Given passage>
Appellants contend that the failure of the City to see that the notice was delivered to the Hayes, failure of the sheriff to serve the Hayes with notice, and failure of the City of Gulfport to serve the lienholders, voided the tax title of Saucier and Sakalarios. Mississippi Code Annotated Section 27-43-1 (1972) provides the following:
"The clerk of the chancery court shall, within ninety days and not less than sixty days prior to the expiration of the time of redemption, if the owner of the land sold, either to individuals or to the state, be a resident of this state and the address known to said clerk, be required to issue notice to such owner, in effect following, to wit:
`State of Mississippi, To ____, County of ____
`You will take notice that ____ (here describe lands) ____ lands assessed to you or supposed to be owned by you, was, on the ____ day of ____ sold to ____ for the taxes of ____ year ____, and that the title to said land will become absolute in ____ unless redemption from said tax sale be made on or before ____ day of ____.

Set task a>
Do these statements agree with the tax-sale notice passage? Answer yes or no for each, and quote the deciding words of the passage. (i) The clerk must issue the notice more than ninety days before the time of redemption expires. (ii) The appellants claim that the City of Gulfport failed to serve the lienholders. (iii) The notice requirement applies only to land sold to the state.

Data in this exercise>

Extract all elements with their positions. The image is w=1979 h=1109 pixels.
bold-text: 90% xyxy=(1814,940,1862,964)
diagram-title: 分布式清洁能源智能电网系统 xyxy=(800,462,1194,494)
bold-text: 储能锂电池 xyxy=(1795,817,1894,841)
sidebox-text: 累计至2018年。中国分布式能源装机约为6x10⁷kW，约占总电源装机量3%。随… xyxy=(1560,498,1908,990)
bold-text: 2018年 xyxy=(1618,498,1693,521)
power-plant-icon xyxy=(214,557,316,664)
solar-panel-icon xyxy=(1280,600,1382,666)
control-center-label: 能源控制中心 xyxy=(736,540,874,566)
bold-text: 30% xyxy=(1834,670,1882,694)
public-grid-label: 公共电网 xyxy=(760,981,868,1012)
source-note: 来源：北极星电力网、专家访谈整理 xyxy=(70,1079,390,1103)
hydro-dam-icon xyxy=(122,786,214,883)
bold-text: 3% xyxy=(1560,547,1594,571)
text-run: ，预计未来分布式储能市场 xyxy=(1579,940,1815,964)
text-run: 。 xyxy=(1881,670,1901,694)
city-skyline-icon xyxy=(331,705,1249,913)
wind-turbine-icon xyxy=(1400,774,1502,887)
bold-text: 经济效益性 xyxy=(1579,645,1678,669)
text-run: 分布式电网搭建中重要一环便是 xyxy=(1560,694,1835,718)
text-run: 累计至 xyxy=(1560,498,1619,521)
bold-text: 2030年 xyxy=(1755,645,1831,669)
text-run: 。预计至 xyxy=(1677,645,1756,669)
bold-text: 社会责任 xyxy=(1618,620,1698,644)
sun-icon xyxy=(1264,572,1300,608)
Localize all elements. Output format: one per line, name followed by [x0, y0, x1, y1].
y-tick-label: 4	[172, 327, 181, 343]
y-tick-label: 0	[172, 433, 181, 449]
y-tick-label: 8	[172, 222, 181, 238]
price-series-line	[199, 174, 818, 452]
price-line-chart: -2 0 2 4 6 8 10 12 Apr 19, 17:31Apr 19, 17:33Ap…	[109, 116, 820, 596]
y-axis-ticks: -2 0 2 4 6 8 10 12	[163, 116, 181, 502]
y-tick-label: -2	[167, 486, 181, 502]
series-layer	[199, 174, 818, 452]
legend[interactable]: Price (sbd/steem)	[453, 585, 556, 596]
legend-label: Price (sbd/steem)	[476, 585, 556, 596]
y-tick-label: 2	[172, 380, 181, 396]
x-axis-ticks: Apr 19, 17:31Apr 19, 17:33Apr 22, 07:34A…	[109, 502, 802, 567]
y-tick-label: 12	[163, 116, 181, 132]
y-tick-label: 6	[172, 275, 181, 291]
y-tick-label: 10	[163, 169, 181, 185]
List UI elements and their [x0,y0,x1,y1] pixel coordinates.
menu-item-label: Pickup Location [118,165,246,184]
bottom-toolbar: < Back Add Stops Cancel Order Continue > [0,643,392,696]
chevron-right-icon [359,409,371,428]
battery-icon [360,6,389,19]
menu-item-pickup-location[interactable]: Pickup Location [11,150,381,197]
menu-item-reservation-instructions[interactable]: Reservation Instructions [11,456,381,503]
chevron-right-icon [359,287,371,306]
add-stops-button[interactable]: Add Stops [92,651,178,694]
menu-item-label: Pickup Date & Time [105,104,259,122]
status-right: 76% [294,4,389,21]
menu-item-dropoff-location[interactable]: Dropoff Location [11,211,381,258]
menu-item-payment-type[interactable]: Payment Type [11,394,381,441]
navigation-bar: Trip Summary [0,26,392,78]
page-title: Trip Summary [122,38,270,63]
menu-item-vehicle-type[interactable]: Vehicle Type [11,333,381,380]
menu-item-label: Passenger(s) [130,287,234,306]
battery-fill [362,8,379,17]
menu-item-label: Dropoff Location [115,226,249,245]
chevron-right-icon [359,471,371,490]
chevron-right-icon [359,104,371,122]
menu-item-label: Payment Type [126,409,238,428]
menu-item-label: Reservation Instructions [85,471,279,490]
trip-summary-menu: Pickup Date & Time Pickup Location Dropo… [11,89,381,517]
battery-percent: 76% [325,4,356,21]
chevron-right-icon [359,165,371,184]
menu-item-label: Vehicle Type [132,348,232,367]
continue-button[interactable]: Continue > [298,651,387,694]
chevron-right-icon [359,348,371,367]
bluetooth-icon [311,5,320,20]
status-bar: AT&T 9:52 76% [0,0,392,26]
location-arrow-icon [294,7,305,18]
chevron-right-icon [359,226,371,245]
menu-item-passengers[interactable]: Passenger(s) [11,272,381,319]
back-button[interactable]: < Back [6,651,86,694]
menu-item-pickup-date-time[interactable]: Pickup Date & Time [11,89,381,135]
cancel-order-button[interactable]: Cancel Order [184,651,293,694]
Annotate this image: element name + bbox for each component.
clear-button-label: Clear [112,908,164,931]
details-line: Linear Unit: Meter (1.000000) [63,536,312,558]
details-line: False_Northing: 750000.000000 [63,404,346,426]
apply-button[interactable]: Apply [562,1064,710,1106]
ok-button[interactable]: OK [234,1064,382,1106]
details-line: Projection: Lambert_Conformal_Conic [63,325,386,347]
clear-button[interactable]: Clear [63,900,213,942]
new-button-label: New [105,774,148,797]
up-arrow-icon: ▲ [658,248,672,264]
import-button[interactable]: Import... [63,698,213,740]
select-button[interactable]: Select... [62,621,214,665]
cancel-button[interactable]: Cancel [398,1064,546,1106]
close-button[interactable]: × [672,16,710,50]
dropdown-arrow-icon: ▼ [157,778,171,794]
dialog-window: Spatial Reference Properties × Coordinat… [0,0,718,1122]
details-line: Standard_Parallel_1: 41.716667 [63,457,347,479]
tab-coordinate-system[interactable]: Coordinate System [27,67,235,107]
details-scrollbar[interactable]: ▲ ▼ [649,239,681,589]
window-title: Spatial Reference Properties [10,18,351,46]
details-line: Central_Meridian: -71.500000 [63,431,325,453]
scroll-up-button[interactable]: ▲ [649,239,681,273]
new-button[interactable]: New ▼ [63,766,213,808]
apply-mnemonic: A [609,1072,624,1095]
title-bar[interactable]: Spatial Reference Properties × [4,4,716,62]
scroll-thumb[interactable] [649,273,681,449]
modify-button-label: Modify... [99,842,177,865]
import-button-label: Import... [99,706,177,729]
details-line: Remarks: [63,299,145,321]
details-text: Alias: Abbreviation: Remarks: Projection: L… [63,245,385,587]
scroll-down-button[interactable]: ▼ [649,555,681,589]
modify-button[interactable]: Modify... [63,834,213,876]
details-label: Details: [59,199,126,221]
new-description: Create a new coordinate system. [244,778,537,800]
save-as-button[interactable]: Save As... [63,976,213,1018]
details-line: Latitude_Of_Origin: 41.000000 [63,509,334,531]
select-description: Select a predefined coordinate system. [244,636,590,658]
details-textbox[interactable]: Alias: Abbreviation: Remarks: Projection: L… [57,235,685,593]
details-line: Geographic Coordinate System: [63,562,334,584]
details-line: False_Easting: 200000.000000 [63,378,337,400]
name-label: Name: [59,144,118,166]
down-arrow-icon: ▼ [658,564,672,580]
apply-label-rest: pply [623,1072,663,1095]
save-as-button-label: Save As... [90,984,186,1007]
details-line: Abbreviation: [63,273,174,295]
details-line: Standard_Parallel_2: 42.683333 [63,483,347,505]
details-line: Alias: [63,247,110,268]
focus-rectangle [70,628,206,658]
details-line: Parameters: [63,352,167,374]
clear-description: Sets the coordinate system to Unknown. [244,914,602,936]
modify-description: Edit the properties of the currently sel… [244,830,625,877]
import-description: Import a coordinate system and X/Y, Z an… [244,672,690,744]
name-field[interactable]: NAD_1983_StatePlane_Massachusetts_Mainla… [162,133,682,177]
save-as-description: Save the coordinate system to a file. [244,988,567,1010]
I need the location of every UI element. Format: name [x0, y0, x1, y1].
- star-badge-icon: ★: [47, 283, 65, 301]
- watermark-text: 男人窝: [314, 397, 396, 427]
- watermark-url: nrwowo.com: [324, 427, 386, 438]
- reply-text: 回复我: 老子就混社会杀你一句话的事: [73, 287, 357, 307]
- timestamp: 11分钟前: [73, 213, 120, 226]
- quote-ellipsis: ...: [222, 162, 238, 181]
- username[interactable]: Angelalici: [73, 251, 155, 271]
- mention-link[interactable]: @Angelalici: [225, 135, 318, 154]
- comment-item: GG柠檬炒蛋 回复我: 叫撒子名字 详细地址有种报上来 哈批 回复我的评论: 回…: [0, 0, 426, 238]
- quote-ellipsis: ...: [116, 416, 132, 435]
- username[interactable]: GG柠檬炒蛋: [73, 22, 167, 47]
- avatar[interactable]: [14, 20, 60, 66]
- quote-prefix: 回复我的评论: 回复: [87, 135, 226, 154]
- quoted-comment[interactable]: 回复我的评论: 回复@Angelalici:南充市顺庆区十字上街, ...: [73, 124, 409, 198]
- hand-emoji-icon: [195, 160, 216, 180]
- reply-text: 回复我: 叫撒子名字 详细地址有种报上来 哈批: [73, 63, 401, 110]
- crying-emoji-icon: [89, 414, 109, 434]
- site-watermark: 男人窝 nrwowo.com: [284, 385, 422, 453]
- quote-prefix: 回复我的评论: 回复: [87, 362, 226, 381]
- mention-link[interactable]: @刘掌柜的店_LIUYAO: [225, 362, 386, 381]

Set task b>
Reproduce the part of the records that begins with their first line and ends with the line containing "bold-text: 30% xyxy=(1834,670,1882,694)", including both of those lines.

Result a>
(i) No: "within ninety days and not less than sixty days prior to the expiration of the time of redemption"
(ii) Yes: "failure of the City of Gulfport to serve the lienholders"
(iii) No: "either to individuals or to the state"

Result b>
Extract all elements with their positions. The image is w=1979 h=1109 pixels.
bold-text: 90% xyxy=(1814,940,1862,964)
diagram-title: 分布式清洁能源智能电网系统 xyxy=(800,462,1194,494)
bold-text: 储能锂电池 xyxy=(1795,817,1894,841)
sidebox-text: 累计至2018年。中国分布式能源装机约为6x10⁷kW，约占总电源装机量3%。随… xyxy=(1560,498,1908,990)
bold-text: 2018年 xyxy=(1618,498,1693,521)
power-plant-icon xyxy=(214,557,316,664)
solar-panel-icon xyxy=(1280,600,1382,666)
control-center-label: 能源控制中心 xyxy=(736,540,874,566)
bold-text: 30% xyxy=(1834,670,1882,694)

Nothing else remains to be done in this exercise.